- Goal -
Set the data down again, exactly as it reads, but without the pictures.

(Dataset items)

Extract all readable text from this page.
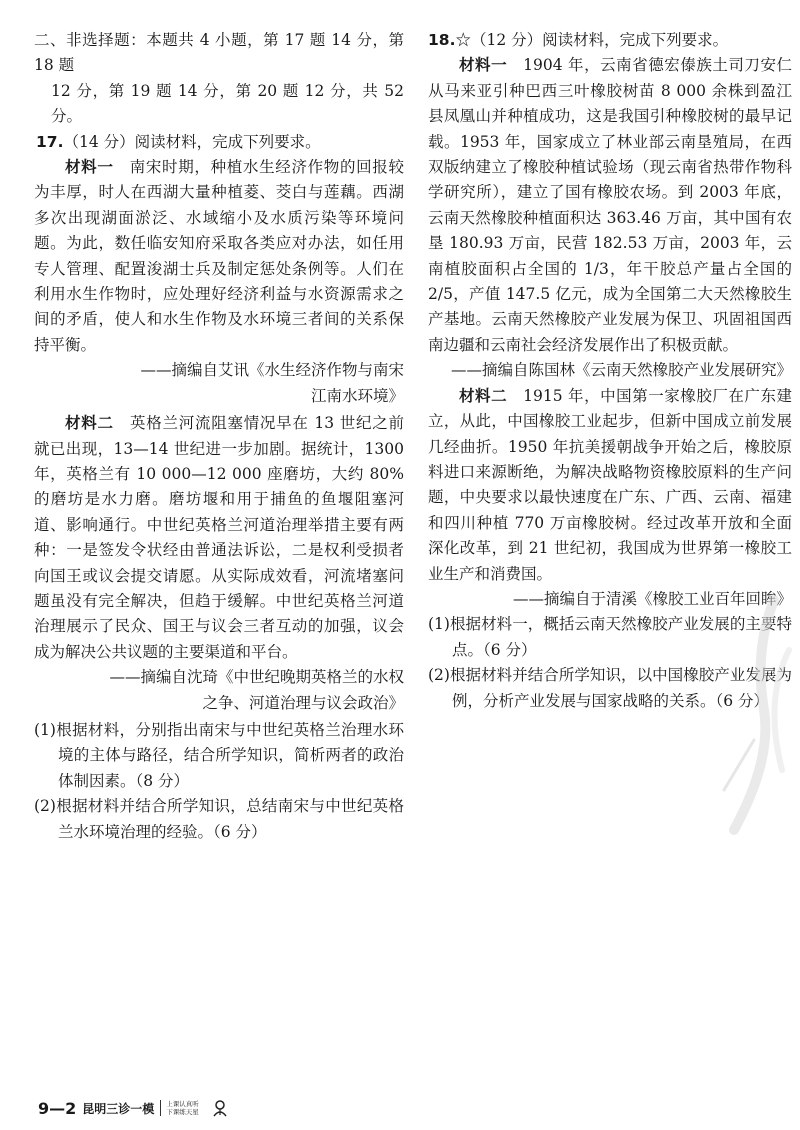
二、非选择题：本题共 4 小题，第 17 题 14 分，第 18 题

12 分，第 19 题 14 分，第 20 题 12 分，共 52 分。

17.（14 分）阅读材料，完成下列要求。

材料一　南宋时期，种植水生经济作物的回报较为丰厚，时人在西湖大量种植菱、茭白与莲藕。西湖多次出现湖面淤泛、水域缩小及水质污染等环境问题。为此，数任临安知府采取各类应对办法，如任用专人管理、配置浚湖士兵及制定惩处条例等。人们在利用水生作物时，应处理好经济利益与水资源需求之间的矛盾，使人和水生作物及水环境三者间的关系保持平衡。

——摘编自艾讯《水生经济作物与南宋

江南水环境》

材料二　英格兰河流阻塞情况早在 13 世纪之前就已出现，13—14 世纪进一步加剧。据统计，1300 年，英格兰有 10 000—12 000 座磨坊，大约 80% 的磨坊是水力磨。磨坊堰和用于捕鱼的鱼堰阻塞河道、影响通行。中世纪英格兰河道治理举措主要有两种：一是签发令状经由普通法诉讼，二是权利受损者向国王或议会提交请愿。从实际成效看，河流堵塞问题虽没有完全解决，但趋于缓解。中世纪英格兰河道治理展示了民众、国王与议会三者互动的加强，议会成为解决公共议题的主要渠道和平台。

——摘编自沈琦《中世纪晚期英格兰的水权

之争、河道治理与议会政治》

(1)根据材料，分别指出南宋与中世纪英格兰治理水环境的主体与路径，结合所学知识，简析两者的政治体制因素。（8 分）

(2)根据材料并结合所学知识，总结南宋与中世纪英格兰水环境治理的经验。（6 分）

18.☆（12 分）阅读材料，完成下列要求。

材料一　1904 年，云南省德宏傣族土司刀安仁从马来亚引种巴西三叶橡胶树苗 8 000 余株到盈江县凤凰山并种植成功，这是我国引种橡胶树的最早记载。1953 年，国家成立了林业部云南垦殖局，在西双版纳建立了橡胶种植试验场（现云南省热带作物科学研究所），建立了国有橡胶农场。到 2003 年底，云南天然橡胶种植面积达 363.46 万亩，其中国有农垦 180.93 万亩，民营 182.53 万亩，2003 年，云南植胶面积占全国的 1/3，年干胶总产量占全国的 2/5，产值 147.5 亿元，成为全国第二大天然橡胶生产基地。云南天然橡胶产业发展为保卫、巩固祖国西南边疆和云南社会经济发展作出了积极贡献。

——摘编自陈国林《云南天然橡胶产业发展研究》

材料二　1915 年，中国第一家橡胶厂在广东建立，从此，中国橡胶工业起步，但新中国成立前发展几经曲折。1950 年抗美援朝战争开始之后，橡胶原料进口来源断绝，为解决战略物资橡胶原料的生产问题，中央要求以最快速度在广东、广西、云南、福建和四川种植 770 万亩橡胶树。经过改革开放和全面深化改革，到 21 世纪初，我国成为世界第一橡胶工业生产和消费国。

——摘编自于清溪《橡胶工业百年回眸》

(1)根据材料一，概括云南天然橡胶产业发展的主要特点。（6 分）

(2)根据材料并结合所学知识，以中国橡胶产业发展为例，分析产业发展与国家战略的关系。（6 分）

9—2 昆明三诊一模 上课认真听
下课练天星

- Task result -
Extract all readable text from this page.
二、非选择题：本题共 4 小题，第 17 题 14 分，第 18 题

12 分，第 19 题 14 分，第 20 题 12 分，共 52 分。

17.（14 分）阅读材料，完成下列要求。

材料一　南宋时期，种植水生经济作物的回报较为丰厚，时人在西湖大量种植菱、茭白与莲藕。西湖多次出现湖面淤泛、水域缩小及水质污染等环境问题。为此，数任临安知府采取各类应对办法，如任用专人管理、配置浚湖士兵及制定惩处条例等。人们在利用水生作物时，应处理好经济利益与水资源需求之间的矛盾，使人和水生作物及水环境三者间的关系保持平衡。

——摘编自艾讯《水生经济作物与南宋

江南水环境》

材料二　英格兰河流阻塞情况早在 13 世纪之前就已出现，13—14 世纪进一步加剧。据统计，1300 年，英格兰有 10 000—12 000 座磨坊，大约 80% 的磨坊是水力磨。磨坊堰和用于捕鱼的鱼堰阻塞河道、影响通行。中世纪英格兰河道治理举措主要有两种：一是签发令状经由普通法诉讼，二是权利受损者向国王或议会提交请愿。从实际成效看，河流堵塞问题虽没有完全解决，但趋于缓解。中世纪英格兰河道治理展示了民众、国王与议会三者互动的加强，议会成为解决公共议题的主要渠道和平台。

——摘编自沈琦《中世纪晚期英格兰的水权

之争、河道治理与议会政治》

(1)根据材料，分别指出南宋与中世纪英格兰治理水环境的主体与路径，结合所学知识，简析两者的政治体制因素。（8 分）

(2)根据材料并结合所学知识，总结南宋与中世纪英格兰水环境治理的经验。（6 分）

18.☆（12 分）阅读材料，完成下列要求。

材料一　1904 年，云南省德宏傣族土司刀安仁从马来亚引种巴西三叶橡胶树苗 8 000 余株到盈江县凤凰山并种植成功，这是我国引种橡胶树的最早记载。1953 年，国家成立了林业部云南垦殖局，在西双版纳建立了橡胶种植试验场（现云南省热带作物科学研究所），建立了国有橡胶农场。到 2003 年底，云南天然橡胶种植面积达 363.46 万亩，其中国有农垦 180.93 万亩，民营 182.53 万亩，2003 年，云南植胶面积占全国的 1/3，年干胶总产量占全国的 2/5，产值 147.5 亿元，成为全国第二大天然橡胶生产基地。云南天然橡胶产业发展为保卫、巩固祖国西南边疆和云南社会经济发展作出了积极贡献。

——摘编自陈国林《云南天然橡胶产业发展研究》

材料二　1915 年，中国第一家橡胶厂在广东建立，从此，中国橡胶工业起步，但新中国成立前发展几经曲折。1950 年抗美援朝战争开始之后，橡胶原料进口来源断绝，为解决战略物资橡胶原料的生产问题，中央要求以最快速度在广东、广西、云南、福建和四川种植 770 万亩橡胶树。经过改革开放和全面深化改革，到 21 世纪初，我国成为世界第一橡胶工业生产和消费国。

——摘编自于清溪《橡胶工业百年回眸》

(1)根据材料一，概括云南天然橡胶产业发展的主要特点。（6 分）

(2)根据材料并结合所学知识，以中国橡胶产业发展为例，分析产业发展与国家战略的关系。（6 分）

9—2 昆明三诊一模 上课认真听
下课练天星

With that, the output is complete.